- [Task]: Copy out all lines in the data below containing the string "knots".
--- START OF Data shown ---
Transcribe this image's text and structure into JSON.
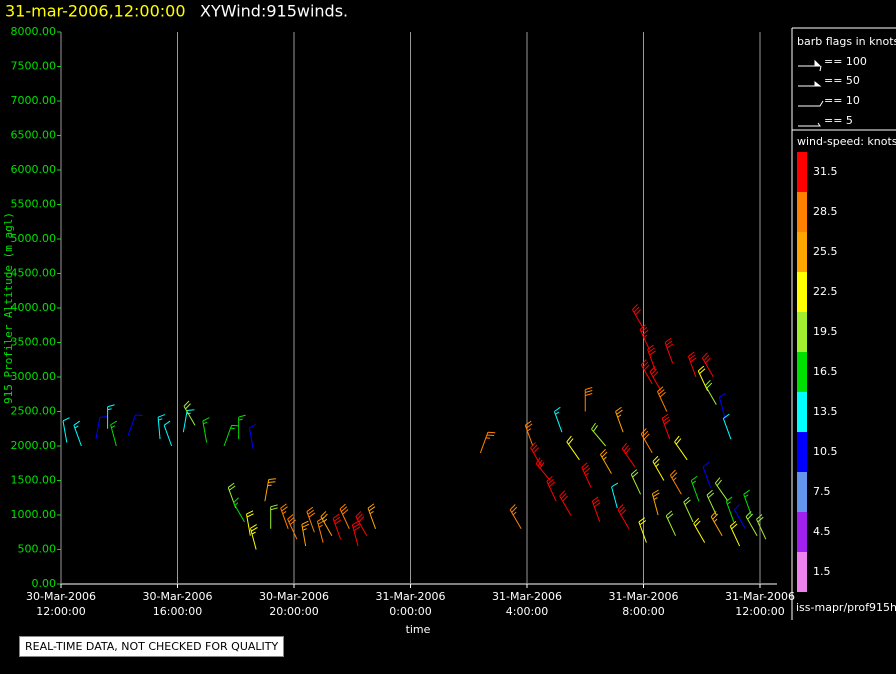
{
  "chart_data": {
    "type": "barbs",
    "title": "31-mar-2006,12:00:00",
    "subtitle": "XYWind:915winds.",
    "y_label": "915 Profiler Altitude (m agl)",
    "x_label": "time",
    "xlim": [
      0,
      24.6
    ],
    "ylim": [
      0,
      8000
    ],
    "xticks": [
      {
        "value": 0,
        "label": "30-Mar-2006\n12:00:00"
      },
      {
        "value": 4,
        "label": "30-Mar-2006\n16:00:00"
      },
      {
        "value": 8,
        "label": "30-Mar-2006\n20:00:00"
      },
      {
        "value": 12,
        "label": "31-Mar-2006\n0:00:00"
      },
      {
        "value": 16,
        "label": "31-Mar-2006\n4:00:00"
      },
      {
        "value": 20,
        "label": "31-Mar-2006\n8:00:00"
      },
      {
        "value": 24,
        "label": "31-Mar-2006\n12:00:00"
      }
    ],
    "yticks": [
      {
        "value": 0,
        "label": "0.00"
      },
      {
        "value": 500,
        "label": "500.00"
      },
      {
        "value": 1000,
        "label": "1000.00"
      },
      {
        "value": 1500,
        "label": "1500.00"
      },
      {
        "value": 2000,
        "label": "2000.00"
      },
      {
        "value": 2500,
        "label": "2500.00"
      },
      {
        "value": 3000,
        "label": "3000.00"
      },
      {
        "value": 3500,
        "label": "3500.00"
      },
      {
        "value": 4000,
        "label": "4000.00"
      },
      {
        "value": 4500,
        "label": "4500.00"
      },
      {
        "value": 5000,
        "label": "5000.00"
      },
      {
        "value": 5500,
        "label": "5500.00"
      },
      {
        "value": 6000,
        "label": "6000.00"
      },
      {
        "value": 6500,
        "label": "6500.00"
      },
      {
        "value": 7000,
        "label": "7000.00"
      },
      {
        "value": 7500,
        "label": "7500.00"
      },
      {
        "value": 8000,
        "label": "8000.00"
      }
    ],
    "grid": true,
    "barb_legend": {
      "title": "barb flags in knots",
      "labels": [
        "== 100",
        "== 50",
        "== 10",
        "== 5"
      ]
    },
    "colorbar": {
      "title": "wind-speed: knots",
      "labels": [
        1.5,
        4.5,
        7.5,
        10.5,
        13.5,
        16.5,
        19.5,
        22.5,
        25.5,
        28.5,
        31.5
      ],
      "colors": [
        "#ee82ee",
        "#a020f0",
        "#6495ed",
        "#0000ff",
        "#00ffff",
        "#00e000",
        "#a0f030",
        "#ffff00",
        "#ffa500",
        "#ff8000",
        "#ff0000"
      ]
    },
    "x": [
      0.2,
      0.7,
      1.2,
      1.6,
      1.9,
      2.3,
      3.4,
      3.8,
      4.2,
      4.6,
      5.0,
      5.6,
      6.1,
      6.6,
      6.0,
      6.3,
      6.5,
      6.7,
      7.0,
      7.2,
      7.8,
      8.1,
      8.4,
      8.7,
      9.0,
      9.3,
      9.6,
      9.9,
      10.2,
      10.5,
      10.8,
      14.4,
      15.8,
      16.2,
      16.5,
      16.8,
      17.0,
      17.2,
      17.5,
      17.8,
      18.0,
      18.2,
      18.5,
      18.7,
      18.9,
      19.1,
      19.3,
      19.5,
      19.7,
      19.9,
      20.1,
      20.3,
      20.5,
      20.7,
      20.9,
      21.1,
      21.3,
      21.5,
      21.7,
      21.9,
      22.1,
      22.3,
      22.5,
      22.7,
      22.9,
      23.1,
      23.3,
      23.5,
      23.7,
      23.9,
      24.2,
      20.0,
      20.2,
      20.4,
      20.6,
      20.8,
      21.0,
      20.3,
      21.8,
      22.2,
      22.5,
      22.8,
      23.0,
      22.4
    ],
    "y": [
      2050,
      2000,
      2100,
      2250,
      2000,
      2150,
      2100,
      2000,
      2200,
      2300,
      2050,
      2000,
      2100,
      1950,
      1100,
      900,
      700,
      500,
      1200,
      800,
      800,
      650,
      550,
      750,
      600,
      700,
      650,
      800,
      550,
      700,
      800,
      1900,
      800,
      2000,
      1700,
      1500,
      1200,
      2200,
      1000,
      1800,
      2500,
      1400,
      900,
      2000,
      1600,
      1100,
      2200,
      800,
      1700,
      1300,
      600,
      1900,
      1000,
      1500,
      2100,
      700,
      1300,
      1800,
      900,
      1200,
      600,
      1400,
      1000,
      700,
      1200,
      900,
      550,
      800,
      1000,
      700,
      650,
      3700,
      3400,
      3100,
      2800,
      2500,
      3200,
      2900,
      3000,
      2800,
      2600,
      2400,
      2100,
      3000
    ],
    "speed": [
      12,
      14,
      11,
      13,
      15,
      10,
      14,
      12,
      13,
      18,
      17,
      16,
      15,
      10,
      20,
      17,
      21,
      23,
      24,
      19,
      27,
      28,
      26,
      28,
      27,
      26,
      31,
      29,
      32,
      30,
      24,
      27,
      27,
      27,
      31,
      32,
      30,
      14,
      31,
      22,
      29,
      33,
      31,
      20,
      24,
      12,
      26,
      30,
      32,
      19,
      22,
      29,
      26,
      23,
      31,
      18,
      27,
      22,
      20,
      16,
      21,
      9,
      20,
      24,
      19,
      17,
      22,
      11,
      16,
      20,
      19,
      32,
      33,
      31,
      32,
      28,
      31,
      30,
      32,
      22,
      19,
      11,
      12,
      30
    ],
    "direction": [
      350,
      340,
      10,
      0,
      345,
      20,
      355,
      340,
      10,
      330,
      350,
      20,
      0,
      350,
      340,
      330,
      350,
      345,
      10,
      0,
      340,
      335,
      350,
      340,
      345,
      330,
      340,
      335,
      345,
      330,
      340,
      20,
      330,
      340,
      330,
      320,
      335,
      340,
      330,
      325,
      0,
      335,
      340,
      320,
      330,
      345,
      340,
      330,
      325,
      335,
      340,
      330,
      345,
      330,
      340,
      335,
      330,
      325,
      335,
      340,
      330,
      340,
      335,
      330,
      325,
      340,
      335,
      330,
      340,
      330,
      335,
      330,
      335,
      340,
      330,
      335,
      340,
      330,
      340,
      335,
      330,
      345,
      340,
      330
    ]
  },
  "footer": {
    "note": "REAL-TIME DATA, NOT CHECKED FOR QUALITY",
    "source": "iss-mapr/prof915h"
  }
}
--- END OF Data shown ---
- [Full answer]:
      "title": "barb flags in knots",
      "title": "wind-speed: knots",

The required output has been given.